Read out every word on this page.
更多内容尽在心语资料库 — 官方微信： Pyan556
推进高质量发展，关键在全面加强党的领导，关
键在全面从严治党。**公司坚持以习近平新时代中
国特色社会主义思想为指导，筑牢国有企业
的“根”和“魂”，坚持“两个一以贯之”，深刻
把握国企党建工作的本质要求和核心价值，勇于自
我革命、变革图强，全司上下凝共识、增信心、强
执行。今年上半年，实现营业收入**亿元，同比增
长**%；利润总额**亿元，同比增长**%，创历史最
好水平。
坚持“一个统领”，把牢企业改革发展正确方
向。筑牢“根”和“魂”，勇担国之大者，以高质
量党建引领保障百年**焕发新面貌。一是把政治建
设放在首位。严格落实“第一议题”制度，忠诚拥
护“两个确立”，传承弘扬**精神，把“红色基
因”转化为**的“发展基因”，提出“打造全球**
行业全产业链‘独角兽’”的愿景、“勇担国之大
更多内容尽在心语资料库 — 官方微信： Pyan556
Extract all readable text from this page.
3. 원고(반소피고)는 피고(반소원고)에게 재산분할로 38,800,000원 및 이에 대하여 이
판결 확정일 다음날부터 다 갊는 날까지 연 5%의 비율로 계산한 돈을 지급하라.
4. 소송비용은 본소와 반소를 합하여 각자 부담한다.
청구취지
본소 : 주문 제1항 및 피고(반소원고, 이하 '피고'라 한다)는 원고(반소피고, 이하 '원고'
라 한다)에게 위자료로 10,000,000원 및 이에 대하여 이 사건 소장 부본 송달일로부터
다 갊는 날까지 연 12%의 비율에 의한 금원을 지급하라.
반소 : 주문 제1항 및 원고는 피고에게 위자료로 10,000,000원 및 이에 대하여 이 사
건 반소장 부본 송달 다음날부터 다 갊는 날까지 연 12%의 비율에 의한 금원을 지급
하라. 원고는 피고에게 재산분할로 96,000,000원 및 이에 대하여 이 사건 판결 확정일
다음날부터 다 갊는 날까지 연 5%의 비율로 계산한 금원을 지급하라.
⁂
What the exercise asks: Exactly reproduce every line of the records.

Response to the task:
Read out every word on this page.
更多内容尽在心语资料库 — 官方微信： Pyan556
推进高质量发展，关键在全面加强党的领导，关
键在全面从严治党。**公司坚持以习近平新时代中
国特色社会主义思想为指导，筑牢国有企业
的“根”和“魂”，坚持“两个一以贯之”，深刻
把握国企党建工作的本质要求和核心价值，勇于自
我革命、变革图强，全司上下凝共识、增信心、强
执行。今年上半年，实现营业收入**亿元，同比增
长**%；利润总额**亿元，同比增长**%，创历史最
好水平。
坚持“一个统领”，把牢企业改革发展正确方
向。筑牢“根”和“魂”，勇担国之大者，以高质
量党建引领保障百年**焕发新面貌。一是把政治建
设放在首位。严格落实“第一议题”制度，忠诚拥
护“两个确立”，传承弘扬**精神，把“红色基
因”转化为**的“发展基因”，提出“打造全球**
行业全产业链‘独角兽’”的愿景、“勇担国之大
更多内容尽在心语资料库 — 官方微信： Pyan556
Extract all readable text from this page.
3. 원고(반소피고)는 피고(반소원고)에게 재산분할로 38,800,000원 및 이에 대하여 이
판결 확정일 다음날부터 다 갊는 날까지 연 5%의 비율로 계산한 돈을 지급하라.
4. 소송비용은 본소와 반소를 합하여 각자 부담한다.
청구취지
본소 : 주문 제1항 및 피고(반소원고, 이하 '피고'라 한다)는 원고(반소피고, 이하 '원고'
라 한다)에게 위자료로 10,000,000원 및 이에 대하여 이 사건 소장 부본 송달일로부터
다 갊는 날까지 연 12%의 비율에 의한 금원을 지급하라.
반소 : 주문 제1항 및 원고는 피고에게 위자료로 10,000,000원 및 이에 대하여 이 사
건 반소장 부본 송달 다음날부터 다 갊는 날까지 연 12%의 비율에 의한 금원을 지급
하라. 원고는 피고에게 재산분할로 96,000,000원 및 이에 대하여 이 사건 판결 확정일
다음날부터 다 갊는 날까지 연 5%의 비율로 계산한 금원을 지급하라.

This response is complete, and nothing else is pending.